___ Records

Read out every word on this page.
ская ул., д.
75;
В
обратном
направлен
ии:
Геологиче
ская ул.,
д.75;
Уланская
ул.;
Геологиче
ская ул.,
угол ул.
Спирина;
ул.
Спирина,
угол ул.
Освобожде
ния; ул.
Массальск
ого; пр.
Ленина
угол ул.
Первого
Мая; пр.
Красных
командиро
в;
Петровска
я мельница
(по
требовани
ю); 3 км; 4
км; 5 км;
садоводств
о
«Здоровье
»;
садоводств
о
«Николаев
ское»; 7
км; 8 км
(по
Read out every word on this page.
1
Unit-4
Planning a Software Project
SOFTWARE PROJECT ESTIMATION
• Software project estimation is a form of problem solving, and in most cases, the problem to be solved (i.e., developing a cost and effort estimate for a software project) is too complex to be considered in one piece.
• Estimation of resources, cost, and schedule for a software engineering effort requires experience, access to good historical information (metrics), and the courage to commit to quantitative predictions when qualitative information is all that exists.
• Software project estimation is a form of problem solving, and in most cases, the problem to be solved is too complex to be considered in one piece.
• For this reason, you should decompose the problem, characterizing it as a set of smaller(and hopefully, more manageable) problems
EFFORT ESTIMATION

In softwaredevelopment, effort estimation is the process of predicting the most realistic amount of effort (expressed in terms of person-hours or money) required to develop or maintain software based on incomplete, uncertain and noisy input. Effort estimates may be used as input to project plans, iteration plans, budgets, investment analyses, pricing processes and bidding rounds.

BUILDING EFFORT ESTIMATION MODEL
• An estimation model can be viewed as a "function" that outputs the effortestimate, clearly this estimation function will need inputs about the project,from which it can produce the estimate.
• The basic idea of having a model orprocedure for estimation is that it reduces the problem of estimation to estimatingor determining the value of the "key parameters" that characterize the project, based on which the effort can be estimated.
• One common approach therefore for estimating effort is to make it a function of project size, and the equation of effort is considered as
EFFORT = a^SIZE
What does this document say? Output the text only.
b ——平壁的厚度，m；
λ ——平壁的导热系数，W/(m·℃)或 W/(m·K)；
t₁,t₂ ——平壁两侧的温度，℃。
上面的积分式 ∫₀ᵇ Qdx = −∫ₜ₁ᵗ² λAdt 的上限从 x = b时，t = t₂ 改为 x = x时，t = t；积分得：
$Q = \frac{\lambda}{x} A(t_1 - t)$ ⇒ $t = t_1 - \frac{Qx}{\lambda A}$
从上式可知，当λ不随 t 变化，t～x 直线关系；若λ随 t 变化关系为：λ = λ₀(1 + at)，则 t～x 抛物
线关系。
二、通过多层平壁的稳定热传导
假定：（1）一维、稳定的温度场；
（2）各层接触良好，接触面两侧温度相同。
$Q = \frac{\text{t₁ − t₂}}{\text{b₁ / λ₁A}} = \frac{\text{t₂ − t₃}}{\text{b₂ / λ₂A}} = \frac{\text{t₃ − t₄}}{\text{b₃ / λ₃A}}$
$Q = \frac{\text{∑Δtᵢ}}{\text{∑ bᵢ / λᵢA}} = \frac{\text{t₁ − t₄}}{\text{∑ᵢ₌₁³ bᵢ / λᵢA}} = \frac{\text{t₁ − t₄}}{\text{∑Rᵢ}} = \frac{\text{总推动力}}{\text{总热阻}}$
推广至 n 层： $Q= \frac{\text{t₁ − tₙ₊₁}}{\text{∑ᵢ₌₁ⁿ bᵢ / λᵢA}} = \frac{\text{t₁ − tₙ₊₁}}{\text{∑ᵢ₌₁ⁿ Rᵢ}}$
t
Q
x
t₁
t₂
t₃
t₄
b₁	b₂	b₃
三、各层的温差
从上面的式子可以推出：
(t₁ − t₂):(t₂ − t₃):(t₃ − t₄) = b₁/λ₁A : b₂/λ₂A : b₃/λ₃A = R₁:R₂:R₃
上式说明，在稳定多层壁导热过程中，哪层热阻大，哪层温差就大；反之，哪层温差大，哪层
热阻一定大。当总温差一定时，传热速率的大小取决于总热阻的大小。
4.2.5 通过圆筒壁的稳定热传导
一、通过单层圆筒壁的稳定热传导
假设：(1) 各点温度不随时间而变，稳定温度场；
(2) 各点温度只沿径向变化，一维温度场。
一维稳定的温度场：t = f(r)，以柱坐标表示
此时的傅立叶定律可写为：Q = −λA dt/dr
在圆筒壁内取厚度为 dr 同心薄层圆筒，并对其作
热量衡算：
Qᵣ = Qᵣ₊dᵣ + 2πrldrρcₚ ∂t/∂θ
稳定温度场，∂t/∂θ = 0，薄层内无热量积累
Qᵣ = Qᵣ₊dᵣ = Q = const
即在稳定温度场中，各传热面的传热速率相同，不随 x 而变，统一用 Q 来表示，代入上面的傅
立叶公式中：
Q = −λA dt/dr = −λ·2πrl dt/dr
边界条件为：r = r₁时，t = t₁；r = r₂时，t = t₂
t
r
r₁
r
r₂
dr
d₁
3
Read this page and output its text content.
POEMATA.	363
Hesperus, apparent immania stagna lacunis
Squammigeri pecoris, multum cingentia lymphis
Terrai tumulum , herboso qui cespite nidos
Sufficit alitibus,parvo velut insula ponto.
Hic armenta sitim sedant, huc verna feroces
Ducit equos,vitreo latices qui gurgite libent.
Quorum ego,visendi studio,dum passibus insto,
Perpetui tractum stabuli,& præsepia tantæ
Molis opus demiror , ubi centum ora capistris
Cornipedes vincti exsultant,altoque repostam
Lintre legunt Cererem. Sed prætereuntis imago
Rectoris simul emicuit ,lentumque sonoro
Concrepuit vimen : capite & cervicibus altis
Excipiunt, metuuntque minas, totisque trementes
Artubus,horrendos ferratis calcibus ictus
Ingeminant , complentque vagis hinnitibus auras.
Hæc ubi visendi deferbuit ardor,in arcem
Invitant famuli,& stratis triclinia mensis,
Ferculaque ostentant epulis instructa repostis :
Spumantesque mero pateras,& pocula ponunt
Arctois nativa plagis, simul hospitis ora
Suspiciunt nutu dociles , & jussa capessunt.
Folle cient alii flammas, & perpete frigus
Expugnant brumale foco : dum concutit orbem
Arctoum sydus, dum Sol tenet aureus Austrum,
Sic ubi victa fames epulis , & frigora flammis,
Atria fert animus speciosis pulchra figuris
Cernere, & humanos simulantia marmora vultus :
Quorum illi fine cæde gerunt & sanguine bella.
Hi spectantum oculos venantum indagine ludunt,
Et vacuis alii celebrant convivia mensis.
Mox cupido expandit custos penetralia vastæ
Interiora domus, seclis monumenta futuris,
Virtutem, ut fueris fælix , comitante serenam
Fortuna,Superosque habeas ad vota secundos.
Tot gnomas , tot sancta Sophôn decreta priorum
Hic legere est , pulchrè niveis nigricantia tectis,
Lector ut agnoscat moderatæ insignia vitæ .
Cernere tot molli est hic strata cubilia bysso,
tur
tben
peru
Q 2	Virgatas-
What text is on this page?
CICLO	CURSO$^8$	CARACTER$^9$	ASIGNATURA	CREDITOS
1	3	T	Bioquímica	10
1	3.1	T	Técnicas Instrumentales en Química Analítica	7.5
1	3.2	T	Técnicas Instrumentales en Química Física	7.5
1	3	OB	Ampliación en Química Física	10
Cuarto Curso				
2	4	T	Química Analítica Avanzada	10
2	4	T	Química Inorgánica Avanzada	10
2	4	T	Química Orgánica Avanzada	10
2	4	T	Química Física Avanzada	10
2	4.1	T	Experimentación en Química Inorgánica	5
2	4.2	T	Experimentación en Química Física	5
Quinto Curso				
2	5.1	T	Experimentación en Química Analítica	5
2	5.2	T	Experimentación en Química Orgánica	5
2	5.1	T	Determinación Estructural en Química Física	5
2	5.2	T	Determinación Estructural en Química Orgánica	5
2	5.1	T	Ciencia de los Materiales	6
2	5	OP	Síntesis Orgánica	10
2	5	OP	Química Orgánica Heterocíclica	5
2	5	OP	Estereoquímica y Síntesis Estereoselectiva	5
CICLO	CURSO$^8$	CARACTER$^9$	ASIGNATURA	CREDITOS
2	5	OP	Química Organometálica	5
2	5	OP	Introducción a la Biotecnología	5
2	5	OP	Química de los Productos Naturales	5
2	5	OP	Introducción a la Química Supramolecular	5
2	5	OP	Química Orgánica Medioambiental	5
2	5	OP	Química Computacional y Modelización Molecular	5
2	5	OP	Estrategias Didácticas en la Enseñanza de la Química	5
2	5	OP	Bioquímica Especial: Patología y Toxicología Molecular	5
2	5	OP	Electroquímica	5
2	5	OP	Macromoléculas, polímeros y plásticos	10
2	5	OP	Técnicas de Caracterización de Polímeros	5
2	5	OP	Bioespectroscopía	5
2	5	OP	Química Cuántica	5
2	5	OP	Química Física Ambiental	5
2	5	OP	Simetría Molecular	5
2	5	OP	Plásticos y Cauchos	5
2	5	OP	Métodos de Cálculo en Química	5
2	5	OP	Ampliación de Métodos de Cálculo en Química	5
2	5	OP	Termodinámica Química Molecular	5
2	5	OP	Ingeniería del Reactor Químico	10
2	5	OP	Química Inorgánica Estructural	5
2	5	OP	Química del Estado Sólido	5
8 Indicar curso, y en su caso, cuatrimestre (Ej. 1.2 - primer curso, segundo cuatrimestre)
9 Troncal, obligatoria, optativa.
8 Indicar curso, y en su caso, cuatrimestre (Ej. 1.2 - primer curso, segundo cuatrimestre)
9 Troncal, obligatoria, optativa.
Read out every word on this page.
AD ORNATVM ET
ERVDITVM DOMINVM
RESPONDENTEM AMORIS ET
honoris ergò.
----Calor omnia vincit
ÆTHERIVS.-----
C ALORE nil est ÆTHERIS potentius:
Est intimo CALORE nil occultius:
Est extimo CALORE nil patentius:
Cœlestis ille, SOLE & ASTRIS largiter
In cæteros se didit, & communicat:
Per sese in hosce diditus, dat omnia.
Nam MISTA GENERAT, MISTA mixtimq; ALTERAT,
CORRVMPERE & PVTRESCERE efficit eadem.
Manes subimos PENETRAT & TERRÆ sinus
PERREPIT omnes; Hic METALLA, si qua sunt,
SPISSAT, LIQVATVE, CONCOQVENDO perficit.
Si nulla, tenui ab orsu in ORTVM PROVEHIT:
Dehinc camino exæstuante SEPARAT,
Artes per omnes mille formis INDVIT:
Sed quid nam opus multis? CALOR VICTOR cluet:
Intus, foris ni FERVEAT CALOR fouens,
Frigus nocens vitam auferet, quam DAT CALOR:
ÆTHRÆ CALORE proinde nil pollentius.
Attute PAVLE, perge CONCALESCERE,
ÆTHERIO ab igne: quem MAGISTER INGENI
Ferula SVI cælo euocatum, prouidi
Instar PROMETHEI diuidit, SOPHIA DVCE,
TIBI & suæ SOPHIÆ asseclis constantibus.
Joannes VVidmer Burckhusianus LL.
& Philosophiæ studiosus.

______

#### Exercise aim
Check each line above for the string "Introducción", then copy the ones that have it.

#### Output of the exercise
2	5	OP	Introducción a la Biotecnología	5
2	5	OP	Introducción a la Química Supramolecular	5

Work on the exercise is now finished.